[What to work on]
Output an exact reproduction of the data.

[Records to use]
>> start
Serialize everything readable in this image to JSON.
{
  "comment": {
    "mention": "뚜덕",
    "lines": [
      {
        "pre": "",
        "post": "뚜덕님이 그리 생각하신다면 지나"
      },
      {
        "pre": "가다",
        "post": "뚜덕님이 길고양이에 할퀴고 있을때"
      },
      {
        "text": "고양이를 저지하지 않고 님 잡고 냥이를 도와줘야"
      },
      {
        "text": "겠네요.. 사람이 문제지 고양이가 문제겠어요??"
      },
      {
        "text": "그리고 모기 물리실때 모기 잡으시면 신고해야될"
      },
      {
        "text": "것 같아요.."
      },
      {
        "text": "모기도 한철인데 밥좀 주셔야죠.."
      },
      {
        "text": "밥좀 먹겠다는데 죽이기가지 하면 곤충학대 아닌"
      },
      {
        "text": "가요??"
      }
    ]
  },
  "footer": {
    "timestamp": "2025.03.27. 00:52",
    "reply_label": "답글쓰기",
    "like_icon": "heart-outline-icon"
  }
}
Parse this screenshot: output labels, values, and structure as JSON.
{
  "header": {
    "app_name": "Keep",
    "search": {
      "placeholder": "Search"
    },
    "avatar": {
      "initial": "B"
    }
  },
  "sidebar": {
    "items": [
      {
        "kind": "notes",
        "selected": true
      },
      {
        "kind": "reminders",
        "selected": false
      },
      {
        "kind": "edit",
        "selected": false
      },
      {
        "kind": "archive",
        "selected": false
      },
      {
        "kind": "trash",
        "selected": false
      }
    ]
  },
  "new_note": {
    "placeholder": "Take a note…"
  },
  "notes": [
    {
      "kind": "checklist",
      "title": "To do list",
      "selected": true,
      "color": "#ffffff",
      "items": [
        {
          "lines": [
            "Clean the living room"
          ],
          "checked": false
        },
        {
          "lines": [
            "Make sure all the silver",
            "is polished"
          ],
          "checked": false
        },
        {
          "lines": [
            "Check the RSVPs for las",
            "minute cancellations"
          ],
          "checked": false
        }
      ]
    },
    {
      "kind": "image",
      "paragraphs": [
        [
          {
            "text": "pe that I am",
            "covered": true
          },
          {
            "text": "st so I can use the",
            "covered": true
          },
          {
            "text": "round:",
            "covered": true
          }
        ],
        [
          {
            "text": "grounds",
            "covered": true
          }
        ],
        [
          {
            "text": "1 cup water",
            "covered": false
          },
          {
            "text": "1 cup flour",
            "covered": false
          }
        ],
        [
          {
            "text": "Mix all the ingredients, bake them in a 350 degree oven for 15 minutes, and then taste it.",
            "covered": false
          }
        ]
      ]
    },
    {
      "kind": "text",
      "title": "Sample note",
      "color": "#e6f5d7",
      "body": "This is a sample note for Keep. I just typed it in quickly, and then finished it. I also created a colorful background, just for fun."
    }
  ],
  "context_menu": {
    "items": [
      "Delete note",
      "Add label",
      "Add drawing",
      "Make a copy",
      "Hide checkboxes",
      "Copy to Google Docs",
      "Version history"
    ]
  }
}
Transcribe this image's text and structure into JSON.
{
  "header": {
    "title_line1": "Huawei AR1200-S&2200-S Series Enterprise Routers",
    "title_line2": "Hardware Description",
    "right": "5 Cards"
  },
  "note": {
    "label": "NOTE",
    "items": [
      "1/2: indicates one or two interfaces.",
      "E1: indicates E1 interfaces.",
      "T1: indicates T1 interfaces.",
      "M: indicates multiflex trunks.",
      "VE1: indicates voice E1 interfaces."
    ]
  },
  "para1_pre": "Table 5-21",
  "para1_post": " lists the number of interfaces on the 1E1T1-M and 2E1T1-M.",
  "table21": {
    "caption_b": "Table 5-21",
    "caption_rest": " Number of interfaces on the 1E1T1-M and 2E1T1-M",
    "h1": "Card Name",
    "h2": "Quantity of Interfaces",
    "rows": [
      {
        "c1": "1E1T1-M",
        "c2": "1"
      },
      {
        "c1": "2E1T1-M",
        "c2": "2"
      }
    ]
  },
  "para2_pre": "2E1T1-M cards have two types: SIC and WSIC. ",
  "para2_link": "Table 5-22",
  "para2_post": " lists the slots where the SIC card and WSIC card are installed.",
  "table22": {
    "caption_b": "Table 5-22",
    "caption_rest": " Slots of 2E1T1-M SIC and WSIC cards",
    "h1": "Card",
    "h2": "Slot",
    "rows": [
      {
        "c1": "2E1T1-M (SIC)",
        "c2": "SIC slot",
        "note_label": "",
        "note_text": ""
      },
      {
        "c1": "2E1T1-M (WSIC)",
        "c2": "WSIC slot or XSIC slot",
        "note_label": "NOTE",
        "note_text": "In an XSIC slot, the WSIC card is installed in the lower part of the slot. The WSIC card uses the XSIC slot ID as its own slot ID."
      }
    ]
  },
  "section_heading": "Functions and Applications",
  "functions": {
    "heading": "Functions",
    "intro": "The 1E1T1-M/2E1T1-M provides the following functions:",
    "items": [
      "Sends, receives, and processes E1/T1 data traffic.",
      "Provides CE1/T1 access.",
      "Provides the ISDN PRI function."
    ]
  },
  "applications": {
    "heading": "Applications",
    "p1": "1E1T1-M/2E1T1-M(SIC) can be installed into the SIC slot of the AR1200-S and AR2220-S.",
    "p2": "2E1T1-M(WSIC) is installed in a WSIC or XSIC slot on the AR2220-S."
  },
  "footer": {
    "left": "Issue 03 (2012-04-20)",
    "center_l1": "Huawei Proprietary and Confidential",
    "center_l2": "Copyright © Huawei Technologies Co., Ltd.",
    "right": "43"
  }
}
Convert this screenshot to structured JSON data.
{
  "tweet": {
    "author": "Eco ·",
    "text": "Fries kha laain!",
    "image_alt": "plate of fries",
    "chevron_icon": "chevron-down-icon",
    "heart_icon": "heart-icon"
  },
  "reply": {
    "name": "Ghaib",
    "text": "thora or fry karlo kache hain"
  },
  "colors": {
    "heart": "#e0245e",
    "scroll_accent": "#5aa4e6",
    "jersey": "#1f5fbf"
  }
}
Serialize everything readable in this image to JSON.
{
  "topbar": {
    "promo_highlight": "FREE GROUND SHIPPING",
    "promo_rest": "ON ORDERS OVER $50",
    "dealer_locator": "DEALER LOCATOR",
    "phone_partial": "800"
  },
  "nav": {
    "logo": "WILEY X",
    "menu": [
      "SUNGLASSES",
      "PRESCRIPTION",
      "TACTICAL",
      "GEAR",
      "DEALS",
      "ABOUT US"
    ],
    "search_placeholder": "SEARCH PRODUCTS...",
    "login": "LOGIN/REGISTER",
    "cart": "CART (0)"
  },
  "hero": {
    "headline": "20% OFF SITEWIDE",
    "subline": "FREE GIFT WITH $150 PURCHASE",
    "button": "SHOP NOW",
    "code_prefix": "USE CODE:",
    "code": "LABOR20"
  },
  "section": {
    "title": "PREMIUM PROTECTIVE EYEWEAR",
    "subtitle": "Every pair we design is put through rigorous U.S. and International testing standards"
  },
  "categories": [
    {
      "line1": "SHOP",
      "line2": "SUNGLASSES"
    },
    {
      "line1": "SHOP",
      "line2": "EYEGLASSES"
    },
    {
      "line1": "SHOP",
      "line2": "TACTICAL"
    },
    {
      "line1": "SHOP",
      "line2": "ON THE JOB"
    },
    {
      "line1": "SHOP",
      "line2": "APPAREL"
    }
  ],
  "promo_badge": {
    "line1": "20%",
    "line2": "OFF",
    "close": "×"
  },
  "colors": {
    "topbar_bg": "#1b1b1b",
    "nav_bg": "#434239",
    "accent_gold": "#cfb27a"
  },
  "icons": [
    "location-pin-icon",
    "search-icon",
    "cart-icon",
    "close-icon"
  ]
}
>> end
[Response]
Serialize everything readable in this image to JSON.
{
  "comment": {
    "mention": "뚜덕",
    "lines": [
      {
        "pre": "",
        "post": "뚜덕님이 그리 생각하신다면 지나"
      },
      {
        "pre": "가다",
        "post": "뚜덕님이 길고양이에 할퀴고 있을때"
      },
      {
        "text": "고양이를 저지하지 않고 님 잡고 냥이를 도와줘야"
      },
      {
        "text": "겠네요.. 사람이 문제지 고양이가 문제겠어요??"
      },
      {
        "text": "그리고 모기 물리실때 모기 잡으시면 신고해야될"
      },
      {
        "text": "것 같아요.."
      },
      {
        "text": "모기도 한철인데 밥좀 주셔야죠.."
      },
      {
        "text": "밥좀 먹겠다는데 죽이기가지 하면 곤충학대 아닌"
      },
      {
        "text": "가요??"
      }
    ]
  },
  "footer": {
    "timestamp": "2025.03.27. 00:52",
    "reply_label": "답글쓰기",
    "like_icon": "heart-outline-icon"
  }
}
Parse this screenshot: output labels, values, and structure as JSON.
{
  "header": {
    "app_name": "Keep",
    "search": {
      "placeholder": "Search"
    },
    "avatar": {
      "initial": "B"
    }
  },
  "sidebar": {
    "items": [
      {
        "kind": "notes",
        "selected": true
      },
      {
        "kind": "reminders",
        "selected": false
      },
      {
        "kind": "edit",
        "selected": false
      },
      {
        "kind": "archive",
        "selected": false
      },
      {
        "kind": "trash",
        "selected": false
      }
    ]
  },
  "new_note": {
    "placeholder": "Take a note…"
  },
  "notes": [
    {
      "kind": "checklist",
      "title": "To do list",
      "selected": true,
      "color": "#ffffff",
      "items": [
        {
          "lines": [
            "Clean the living room"
          ],
          "checked": false
        },
        {
          "lines": [
            "Make sure all the silver",
            "is polished"
          ],
          "checked": false
        },
        {
          "lines": [
            "Check the RSVPs for las",
            "minute cancellations"
          ],
          "checked": false
        }
      ]
    },
    {
      "kind": "image",
      "paragraphs": [
        [
          {
            "text": "pe that I am",
            "covered": true
          },
          {
            "text": "st so I can use the",
            "covered": true
          },
          {
            "text": "round:",
            "covered": true
          }
        ],
        [
          {
            "text": "grounds",
            "covered": true
          }
        ],
        [
          {
            "text": "1 cup water",
            "covered": false
          },
          {
            "text": "1 cup flour",
            "covered": false
          }
        ],
        [
          {
            "text": "Mix all the ingredients, bake them in a 350 degree oven for 15 minutes, and then taste it.",
            "covered": false
          }
        ]
      ]
    },
    {
      "kind": "text",
      "title": "Sample note",
      "color": "#e6f5d7",
      "body": "This is a sample note for Keep. I just typed it in quickly, and then finished it. I also created a colorful background, just for fun."
    }
  ],
  "context_menu": {
    "items": [
      "Delete note",
      "Add label",
      "Add drawing",
      "Make a copy",
      "Hide checkboxes",
      "Copy to Google Docs",
      "Version history"
    ]
  }
}
Transcribe this image's text and structure into JSON.
{
  "header": {
    "title_line1": "Huawei AR1200-S&2200-S Series Enterprise Routers",
    "title_line2": "Hardware Description",
    "right": "5 Cards"
  },
  "note": {
    "label": "NOTE",
    "items": [
      "1/2: indicates one or two interfaces.",
      "E1: indicates E1 interfaces.",
      "T1: indicates T1 interfaces.",
      "M: indicates multiflex trunks.",
      "VE1: indicates voice E1 interfaces."
    ]
  },
  "para1_pre": "Table 5-21",
  "para1_post": " lists the number of interfaces on the 1E1T1-M and 2E1T1-M.",
  "table21": {
    "caption_b": "Table 5-21",
    "caption_rest": " Number of interfaces on the 1E1T1-M and 2E1T1-M",
    "h1": "Card Name",
    "h2": "Quantity of Interfaces",
    "rows": [
      {
        "c1": "1E1T1-M",
        "c2": "1"
      },
      {
        "c1": "2E1T1-M",
        "c2": "2"
      }
    ]
  },
  "para2_pre": "2E1T1-M cards have two types: SIC and WSIC. ",
  "para2_link": "Table 5-22",
  "para2_post": " lists the slots where the SIC card and WSIC card are installed.",
  "table22": {
    "caption_b": "Table 5-22",
    "caption_rest": " Slots of 2E1T1-M SIC and WSIC cards",
    "h1": "Card",
    "h2": "Slot",
    "rows": [
      {
        "c1": "2E1T1-M (SIC)",
        "c2": "SIC slot",
        "note_label": "",
        "note_text": ""
      },
      {
        "c1": "2E1T1-M (WSIC)",
        "c2": "WSIC slot or XSIC slot",
        "note_label": "NOTE",
        "note_text": "In an XSIC slot, the WSIC card is installed in the lower part of the slot. The WSIC card uses the XSIC slot ID as its own slot ID."
      }
    ]
  },
  "section_heading": "Functions and Applications",
  "functions": {
    "heading": "Functions",
    "intro": "The 1E1T1-M/2E1T1-M provides the following functions:",
    "items": [
      "Sends, receives, and processes E1/T1 data traffic.",
      "Provides CE1/T1 access.",
      "Provides the ISDN PRI function."
    ]
  },
  "applications": {
    "heading": "Applications",
    "p1": "1E1T1-M/2E1T1-M(SIC) can be installed into the SIC slot of the AR1200-S and AR2220-S.",
    "p2": "2E1T1-M(WSIC) is installed in a WSIC or XSIC slot on the AR2220-S."
  },
  "footer": {
    "left": "Issue 03 (2012-04-20)",
    "center_l1": "Huawei Proprietary and Confidential",
    "center_l2": "Copyright © Huawei Technologies Co., Ltd.",
    "right": "43"
  }
}
Convert this screenshot to structured JSON data.
{
  "tweet": {
    "author": "Eco ·",
    "text": "Fries kha laain!",
    "image_alt": "plate of fries",
    "chevron_icon": "chevron-down-icon",
    "heart_icon": "heart-icon"
  },
  "reply": {
    "name": "Ghaib",
    "text": "thora or fry karlo kache hain"
  },
  "colors": {
    "heart": "#e0245e",
    "scroll_accent": "#5aa4e6",
    "jersey": "#1f5fbf"
  }
}
Serialize everything readable in this image to JSON.
{
  "topbar": {
    "promo_highlight": "FREE GROUND SHIPPING",
    "promo_rest": "ON ORDERS OVER $50",
    "dealer_locator": "DEALER LOCATOR",
    "phone_partial": "800"
  },
  "nav": {
    "logo": "WILEY X",
    "menu": [
      "SUNGLASSES",
      "PRESCRIPTION",
      "TACTICAL",
      "GEAR",
      "DEALS",
      "ABOUT US"
    ],
    "search_placeholder": "SEARCH PRODUCTS...",
    "login": "LOGIN/REGISTER",
    "cart": "CART (0)"
  },
  "hero": {
    "headline": "20% OFF SITEWIDE",
    "subline": "FREE GIFT WITH $150 PURCHASE",
    "button": "SHOP NOW",
    "code_prefix": "USE CODE:",
    "code": "LABOR20"
  },
  "section": {
    "title": "PREMIUM PROTECTIVE EYEWEAR",
    "subtitle": "Every pair we design is put through rigorous U.S. and International testing standards"
  },
  "categories": [
    {
      "line1": "SHOP",
      "line2": "SUNGLASSES"
    },
    {
      "line1": "SHOP",
      "line2": "EYEGLASSES"
    },
    {
      "line1": "SHOP",
      "line2": "TACTICAL"
    },
    {
      "line1": "SHOP",
      "line2": "ON THE JOB"
    },
    {
      "line1": "SHOP",
      "line2": "APPAREL"
    }
  ],
  "promo_badge": {
    "line1": "20%",
    "line2": "OFF",
    "close": "×"
  },
  "colors": {
    "topbar_bg": "#1b1b1b",
    "nav_bg": "#434239",
    "accent_gold": "#cfb27a"
  },
  "icons": [
    "location-pin-icon",
    "search-icon",
    "cart-icon",
    "close-icon"
  ]
}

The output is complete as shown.